Written exercise
Every line below that holds the string "público" should be copied out.
>> BEGIN Material to process
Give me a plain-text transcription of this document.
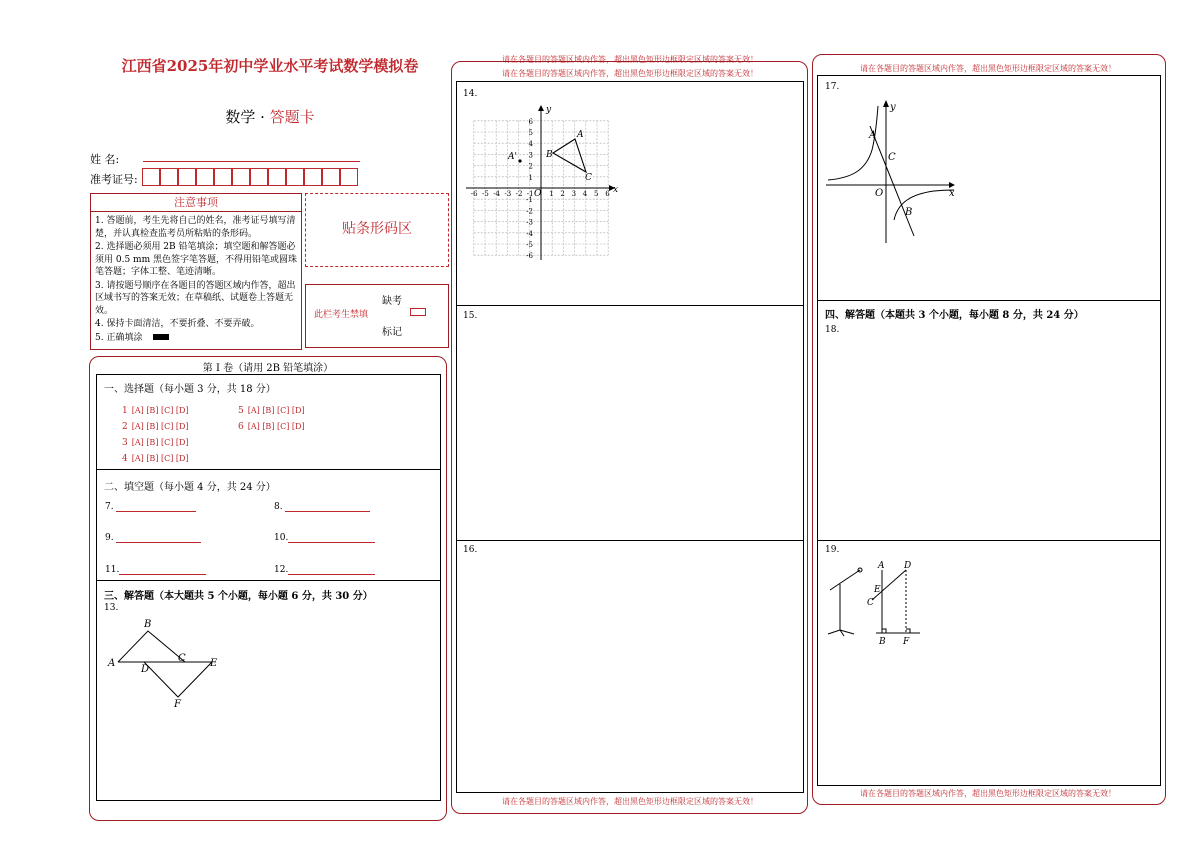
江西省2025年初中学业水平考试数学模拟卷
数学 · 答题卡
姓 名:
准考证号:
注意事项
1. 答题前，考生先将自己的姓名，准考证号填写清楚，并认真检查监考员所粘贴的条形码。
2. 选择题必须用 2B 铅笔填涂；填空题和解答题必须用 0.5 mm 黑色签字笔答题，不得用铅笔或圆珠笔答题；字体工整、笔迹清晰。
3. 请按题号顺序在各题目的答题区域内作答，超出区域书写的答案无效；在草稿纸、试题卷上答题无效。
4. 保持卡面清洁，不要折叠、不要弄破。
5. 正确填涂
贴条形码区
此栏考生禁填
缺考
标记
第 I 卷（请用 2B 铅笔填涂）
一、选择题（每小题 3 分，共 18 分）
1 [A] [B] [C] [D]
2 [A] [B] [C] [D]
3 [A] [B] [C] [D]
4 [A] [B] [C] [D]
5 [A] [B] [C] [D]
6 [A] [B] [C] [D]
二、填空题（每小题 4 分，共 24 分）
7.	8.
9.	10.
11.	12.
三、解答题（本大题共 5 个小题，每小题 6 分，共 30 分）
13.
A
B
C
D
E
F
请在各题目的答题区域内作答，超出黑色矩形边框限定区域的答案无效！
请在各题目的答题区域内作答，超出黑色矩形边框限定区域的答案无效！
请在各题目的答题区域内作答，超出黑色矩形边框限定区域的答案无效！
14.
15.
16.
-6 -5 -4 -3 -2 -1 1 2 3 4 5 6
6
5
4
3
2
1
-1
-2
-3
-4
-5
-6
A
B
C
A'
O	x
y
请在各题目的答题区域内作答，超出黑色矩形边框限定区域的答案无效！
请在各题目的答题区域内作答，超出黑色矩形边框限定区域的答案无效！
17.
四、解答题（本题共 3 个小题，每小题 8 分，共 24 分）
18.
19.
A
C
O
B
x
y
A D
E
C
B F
>> END Material to process
>> BEGIN Material to process
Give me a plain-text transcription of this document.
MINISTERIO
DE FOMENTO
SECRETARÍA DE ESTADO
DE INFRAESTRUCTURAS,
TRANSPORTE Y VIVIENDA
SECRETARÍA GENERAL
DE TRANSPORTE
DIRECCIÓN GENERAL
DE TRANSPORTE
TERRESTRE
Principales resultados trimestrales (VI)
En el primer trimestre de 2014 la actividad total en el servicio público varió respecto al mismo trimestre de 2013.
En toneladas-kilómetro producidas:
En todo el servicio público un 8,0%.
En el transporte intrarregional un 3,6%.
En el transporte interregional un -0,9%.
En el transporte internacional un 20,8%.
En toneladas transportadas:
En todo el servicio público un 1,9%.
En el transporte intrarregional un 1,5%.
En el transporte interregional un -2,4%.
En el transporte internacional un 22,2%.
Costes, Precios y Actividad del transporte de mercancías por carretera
>> END Material to process
Answer to the task
En el primer trimestre de 2014 la actividad total en el servicio público varió respecto al mismo trimestre de 2013.
En todo el servicio público un 8,0%.
En todo el servicio público un 1,9%.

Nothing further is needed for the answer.